- Document text:

Population genomics overview

For purposes of comparative genomics in human medicine, it generally suffices to sequence a single individual in other species (or a few to be sure a particular informative polymorphism is representative). This sequencing is best conducted on a wild animal whose lineage has experienced continuous natural selection.

Thus genomes of domesticated animals or inbred model species -- while they have their uses -- do not contribute to the evaluation of human coding allele variations (the main endeavor in personal genomics) because their provided 'support system' shields them from real-world tests of fitness.

However rare wild animals present a similar issue -- when populations have gotten exceedingly low, the remaining isolated subpopulations become increasingly inbred and their founders may not have been representative of the original larger population to begin with. Back hybridization with species from which the target had already diverged -- for example grizzly with polar bear or wolf with coyote -- also destroys the record.

Thus, there is increasing concern that the "sixth extinction crisis" may adversely impact the needs of human genomics for allele evaluation. Because the Arctic environment is the most rapidly changing place on earth under anthrogenic climate change, this article considers the effects of ice sheet melt on diminishing and fragmenting mammalian populations there as perhaps representative of many future situations of declining populations.

- Recorded information:
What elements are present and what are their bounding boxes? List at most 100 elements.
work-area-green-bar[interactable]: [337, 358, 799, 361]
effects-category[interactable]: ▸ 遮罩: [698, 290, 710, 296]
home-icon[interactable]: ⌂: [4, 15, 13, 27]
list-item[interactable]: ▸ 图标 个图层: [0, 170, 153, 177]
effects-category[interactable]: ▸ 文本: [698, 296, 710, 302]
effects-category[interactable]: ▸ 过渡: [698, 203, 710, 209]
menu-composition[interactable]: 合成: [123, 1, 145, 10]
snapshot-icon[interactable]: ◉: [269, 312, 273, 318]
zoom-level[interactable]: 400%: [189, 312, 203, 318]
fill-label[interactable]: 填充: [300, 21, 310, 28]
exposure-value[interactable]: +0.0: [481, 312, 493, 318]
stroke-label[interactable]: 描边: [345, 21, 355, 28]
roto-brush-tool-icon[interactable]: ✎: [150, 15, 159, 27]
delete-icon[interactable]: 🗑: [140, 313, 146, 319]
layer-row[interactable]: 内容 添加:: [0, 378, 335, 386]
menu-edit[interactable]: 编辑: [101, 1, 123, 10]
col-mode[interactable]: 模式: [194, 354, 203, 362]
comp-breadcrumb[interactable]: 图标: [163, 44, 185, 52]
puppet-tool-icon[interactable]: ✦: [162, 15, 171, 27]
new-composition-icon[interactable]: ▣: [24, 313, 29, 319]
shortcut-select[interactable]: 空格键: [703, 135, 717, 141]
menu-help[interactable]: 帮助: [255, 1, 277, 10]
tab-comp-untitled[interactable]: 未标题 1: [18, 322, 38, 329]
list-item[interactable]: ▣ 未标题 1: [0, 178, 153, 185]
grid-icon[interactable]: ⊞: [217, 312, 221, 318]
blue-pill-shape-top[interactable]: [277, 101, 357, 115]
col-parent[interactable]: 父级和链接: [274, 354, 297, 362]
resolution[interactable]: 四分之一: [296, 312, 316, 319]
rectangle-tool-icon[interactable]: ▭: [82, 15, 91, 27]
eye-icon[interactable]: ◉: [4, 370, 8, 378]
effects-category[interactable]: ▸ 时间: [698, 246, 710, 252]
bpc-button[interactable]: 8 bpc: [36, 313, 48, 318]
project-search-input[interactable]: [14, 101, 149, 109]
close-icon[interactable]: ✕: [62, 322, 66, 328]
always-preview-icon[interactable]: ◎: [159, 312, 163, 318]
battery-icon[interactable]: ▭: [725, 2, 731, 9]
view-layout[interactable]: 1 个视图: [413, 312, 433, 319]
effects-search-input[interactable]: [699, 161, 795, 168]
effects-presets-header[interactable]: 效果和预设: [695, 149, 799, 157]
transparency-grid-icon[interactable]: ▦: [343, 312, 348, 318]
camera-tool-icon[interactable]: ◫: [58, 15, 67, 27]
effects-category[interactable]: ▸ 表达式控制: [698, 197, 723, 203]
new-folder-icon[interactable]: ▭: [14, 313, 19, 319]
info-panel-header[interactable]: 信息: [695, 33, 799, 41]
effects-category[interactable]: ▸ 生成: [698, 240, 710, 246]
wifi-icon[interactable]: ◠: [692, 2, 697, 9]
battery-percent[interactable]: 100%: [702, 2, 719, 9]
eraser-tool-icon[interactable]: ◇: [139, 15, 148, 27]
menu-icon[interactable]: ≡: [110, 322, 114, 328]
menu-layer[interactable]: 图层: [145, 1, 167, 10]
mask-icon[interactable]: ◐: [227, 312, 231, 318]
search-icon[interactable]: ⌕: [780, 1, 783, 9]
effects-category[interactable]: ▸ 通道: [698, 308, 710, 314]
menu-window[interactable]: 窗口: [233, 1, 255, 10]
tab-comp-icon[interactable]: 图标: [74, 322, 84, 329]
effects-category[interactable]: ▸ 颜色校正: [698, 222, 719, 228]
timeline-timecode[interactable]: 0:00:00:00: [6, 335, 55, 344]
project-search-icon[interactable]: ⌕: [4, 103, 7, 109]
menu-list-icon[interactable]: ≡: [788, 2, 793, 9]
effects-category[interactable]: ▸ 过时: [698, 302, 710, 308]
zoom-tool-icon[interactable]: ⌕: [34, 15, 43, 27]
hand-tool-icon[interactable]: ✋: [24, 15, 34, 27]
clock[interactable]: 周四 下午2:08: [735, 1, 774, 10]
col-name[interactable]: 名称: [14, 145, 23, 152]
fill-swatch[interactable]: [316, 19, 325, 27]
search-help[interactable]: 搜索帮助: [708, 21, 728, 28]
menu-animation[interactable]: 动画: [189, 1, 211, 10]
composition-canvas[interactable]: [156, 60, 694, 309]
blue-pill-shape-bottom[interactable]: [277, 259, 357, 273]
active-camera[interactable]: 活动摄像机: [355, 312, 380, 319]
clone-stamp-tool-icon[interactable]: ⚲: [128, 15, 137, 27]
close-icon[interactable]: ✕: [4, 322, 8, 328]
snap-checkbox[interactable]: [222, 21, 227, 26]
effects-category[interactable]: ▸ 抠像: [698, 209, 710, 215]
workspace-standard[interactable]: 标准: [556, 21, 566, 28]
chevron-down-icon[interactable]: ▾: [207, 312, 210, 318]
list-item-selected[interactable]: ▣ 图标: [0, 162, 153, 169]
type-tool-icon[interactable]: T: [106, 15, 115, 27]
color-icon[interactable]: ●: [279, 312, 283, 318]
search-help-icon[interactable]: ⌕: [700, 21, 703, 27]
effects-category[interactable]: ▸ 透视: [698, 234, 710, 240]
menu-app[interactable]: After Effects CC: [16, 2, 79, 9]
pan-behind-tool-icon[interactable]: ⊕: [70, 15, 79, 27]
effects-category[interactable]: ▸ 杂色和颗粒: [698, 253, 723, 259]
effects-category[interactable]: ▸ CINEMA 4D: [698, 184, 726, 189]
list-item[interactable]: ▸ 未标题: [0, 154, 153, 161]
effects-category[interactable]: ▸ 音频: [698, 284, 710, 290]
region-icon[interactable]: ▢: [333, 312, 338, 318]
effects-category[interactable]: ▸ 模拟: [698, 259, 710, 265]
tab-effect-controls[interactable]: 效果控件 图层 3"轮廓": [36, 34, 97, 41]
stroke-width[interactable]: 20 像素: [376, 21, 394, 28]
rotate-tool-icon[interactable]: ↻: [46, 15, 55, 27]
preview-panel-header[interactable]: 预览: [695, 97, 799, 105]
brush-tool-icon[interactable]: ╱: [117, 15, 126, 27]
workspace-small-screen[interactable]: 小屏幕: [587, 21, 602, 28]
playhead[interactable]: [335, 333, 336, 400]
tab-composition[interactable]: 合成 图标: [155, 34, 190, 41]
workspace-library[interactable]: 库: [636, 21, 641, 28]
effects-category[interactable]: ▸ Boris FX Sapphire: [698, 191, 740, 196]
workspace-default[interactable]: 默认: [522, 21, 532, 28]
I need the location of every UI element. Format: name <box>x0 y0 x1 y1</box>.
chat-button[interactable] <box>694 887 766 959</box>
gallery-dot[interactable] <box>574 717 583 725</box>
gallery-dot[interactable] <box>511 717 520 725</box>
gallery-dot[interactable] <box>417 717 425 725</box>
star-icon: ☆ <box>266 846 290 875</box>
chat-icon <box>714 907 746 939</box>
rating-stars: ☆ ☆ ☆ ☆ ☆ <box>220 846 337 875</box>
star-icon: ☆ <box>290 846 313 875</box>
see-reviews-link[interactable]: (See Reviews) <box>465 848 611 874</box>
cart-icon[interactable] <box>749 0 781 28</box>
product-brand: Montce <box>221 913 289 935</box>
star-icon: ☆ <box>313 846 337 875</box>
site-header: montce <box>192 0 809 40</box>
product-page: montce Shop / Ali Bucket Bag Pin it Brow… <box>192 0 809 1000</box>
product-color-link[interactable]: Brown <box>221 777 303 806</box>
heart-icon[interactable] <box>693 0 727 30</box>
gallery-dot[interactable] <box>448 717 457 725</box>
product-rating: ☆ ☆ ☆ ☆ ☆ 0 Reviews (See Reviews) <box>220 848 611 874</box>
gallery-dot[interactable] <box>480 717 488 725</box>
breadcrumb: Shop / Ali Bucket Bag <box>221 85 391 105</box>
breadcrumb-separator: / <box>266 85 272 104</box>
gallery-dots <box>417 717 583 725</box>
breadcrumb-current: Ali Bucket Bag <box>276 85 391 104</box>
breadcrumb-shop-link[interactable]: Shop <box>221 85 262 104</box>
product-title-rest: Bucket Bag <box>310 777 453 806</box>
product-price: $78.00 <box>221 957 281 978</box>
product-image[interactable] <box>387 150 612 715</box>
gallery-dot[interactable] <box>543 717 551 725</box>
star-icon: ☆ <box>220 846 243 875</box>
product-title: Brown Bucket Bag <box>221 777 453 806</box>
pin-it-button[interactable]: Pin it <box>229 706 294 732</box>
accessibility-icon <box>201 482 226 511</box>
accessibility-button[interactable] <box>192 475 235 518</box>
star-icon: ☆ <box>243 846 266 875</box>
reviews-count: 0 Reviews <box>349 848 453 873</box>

- Exercise tasks:
**a.** From the population genomics overview, write out the passage between "However rare wild" and "destroys the record.", inclusive.
**b.** Which two pairs of animals does the population genomics overview give as examples of back hybridization?

- Exercise results:
**a.**
However rare wild animals present a similar issue -- when populations have gotten exceedingly low, the remaining isolated subpopulations become increasingly inbred and their founders may not have been representative of the original larger population to begin with. Back hybridization with species from which the target had already diverged -- for example grizzly with polar bear or wolf with coyote -- also destroys the record.

**b.** Grizzly with polar bear, and wolf with coyote.